§ TASK STATEMENT:
Search the material below for the word "possible" and copy every line in which it occurs.

### TASK MATERIAL ###

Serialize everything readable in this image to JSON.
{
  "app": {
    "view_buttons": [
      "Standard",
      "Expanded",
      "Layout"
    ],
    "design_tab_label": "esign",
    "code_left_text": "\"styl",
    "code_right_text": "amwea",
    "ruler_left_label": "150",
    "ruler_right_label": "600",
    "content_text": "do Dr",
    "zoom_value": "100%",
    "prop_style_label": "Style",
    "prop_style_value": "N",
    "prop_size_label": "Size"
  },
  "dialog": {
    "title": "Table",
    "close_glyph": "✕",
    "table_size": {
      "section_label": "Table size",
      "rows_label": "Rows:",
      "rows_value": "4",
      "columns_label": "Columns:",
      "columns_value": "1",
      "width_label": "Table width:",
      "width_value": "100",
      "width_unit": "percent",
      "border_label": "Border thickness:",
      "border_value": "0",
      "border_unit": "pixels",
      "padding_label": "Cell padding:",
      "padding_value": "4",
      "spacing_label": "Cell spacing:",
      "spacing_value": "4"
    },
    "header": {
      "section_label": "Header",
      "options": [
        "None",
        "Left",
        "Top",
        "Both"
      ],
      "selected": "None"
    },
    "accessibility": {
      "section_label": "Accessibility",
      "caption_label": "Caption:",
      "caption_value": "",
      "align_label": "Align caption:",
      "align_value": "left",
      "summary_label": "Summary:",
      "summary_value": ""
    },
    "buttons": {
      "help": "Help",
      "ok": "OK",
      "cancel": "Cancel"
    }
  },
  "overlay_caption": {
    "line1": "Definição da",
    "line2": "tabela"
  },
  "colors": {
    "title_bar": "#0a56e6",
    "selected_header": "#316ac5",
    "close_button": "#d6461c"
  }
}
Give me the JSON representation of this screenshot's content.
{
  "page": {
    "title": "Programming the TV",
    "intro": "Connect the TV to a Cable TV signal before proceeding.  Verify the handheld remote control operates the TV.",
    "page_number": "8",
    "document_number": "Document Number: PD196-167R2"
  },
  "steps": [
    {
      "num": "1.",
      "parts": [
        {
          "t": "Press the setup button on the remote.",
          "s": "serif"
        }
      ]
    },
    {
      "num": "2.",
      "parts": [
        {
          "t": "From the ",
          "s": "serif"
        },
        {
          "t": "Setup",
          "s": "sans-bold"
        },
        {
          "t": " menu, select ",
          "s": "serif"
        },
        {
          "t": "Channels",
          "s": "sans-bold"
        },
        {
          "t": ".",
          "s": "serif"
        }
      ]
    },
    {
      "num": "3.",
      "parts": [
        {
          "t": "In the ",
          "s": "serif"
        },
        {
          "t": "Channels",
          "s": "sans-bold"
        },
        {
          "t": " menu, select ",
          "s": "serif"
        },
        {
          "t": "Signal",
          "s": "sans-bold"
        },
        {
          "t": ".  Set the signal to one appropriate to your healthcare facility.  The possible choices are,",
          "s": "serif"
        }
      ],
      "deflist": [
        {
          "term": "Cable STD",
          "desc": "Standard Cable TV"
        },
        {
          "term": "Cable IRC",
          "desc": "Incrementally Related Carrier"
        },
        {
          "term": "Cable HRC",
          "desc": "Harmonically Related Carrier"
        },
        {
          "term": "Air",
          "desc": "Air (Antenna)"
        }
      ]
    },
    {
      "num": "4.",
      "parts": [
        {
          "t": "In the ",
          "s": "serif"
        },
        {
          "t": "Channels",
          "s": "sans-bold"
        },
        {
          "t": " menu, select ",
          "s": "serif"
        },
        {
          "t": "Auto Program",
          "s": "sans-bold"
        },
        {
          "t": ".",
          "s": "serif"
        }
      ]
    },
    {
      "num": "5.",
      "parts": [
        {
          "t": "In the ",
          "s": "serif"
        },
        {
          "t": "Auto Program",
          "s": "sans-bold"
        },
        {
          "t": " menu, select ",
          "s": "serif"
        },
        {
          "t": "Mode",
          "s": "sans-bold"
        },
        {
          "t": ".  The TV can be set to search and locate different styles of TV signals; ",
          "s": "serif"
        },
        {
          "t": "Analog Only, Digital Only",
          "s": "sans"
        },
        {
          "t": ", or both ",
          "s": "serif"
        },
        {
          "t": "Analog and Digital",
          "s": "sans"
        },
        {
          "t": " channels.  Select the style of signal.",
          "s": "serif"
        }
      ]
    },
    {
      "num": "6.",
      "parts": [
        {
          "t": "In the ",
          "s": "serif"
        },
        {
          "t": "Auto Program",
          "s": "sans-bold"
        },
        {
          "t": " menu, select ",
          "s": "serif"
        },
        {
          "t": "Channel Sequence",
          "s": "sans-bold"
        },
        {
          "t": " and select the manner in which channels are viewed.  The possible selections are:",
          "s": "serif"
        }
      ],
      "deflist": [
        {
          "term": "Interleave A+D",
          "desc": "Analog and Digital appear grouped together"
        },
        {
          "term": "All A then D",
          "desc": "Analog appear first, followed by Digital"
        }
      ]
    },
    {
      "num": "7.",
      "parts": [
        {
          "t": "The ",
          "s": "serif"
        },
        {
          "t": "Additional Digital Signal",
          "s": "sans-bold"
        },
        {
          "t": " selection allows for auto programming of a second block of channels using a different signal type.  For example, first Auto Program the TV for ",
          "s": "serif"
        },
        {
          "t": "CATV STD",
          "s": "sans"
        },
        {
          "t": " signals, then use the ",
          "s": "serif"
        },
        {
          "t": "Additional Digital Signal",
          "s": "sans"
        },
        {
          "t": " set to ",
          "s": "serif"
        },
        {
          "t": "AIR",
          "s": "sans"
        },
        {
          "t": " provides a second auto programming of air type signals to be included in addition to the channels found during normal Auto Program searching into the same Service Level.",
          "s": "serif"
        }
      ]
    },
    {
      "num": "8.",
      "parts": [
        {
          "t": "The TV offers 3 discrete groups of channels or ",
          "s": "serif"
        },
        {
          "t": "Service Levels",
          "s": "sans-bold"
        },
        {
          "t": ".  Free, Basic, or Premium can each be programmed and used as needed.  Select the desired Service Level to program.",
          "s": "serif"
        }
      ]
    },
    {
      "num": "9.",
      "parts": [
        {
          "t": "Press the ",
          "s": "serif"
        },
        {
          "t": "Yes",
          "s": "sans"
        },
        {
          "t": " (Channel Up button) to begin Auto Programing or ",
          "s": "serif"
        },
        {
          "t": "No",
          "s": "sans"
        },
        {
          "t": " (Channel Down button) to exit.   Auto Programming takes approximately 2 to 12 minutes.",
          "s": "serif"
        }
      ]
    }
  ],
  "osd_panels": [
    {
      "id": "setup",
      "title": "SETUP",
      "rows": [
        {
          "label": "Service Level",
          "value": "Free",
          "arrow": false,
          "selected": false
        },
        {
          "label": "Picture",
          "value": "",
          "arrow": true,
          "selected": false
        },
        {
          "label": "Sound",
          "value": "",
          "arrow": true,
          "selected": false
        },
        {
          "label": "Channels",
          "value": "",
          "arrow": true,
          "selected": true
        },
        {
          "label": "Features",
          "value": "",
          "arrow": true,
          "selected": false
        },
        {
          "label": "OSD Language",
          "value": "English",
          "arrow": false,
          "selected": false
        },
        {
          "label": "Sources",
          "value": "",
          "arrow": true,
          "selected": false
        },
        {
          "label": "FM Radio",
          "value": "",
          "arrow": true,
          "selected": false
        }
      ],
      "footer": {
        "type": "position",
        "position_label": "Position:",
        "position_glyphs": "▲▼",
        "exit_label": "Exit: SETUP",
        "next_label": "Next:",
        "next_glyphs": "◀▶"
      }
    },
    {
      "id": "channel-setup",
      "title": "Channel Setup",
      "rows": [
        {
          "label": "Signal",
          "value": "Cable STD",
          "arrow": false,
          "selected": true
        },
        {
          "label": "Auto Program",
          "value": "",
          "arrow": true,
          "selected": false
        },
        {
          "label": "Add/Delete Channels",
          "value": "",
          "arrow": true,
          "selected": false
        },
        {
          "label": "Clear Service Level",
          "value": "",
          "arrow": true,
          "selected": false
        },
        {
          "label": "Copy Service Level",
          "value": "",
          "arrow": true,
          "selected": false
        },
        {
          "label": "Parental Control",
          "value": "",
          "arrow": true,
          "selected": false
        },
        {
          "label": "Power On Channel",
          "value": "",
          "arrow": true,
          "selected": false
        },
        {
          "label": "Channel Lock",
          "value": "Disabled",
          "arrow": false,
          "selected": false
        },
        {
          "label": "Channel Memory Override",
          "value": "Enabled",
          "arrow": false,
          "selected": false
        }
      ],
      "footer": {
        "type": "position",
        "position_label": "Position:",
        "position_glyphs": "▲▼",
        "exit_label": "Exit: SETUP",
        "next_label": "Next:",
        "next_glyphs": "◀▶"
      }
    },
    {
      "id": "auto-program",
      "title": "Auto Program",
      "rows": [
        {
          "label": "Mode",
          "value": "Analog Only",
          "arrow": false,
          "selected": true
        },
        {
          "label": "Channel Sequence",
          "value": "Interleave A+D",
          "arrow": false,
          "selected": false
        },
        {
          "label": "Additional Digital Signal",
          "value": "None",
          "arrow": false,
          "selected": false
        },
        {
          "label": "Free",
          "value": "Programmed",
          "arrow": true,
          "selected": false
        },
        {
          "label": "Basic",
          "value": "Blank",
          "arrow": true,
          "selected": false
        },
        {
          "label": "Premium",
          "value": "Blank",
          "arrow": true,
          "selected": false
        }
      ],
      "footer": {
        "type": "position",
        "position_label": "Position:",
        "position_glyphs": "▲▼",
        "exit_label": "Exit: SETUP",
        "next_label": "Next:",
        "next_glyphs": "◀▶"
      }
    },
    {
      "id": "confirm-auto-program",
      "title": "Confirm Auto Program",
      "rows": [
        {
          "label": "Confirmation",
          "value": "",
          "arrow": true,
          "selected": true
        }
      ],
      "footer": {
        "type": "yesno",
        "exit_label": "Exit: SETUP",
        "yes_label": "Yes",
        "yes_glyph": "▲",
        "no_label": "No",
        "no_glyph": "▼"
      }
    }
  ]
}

###

§ FULL RESPONSE:
          "t": ".  Set the signal to one appropriate to your healthcare facility.  The possible choices are,",
          "t": " and select the manner in which channels are viewed.  The possible selections are:",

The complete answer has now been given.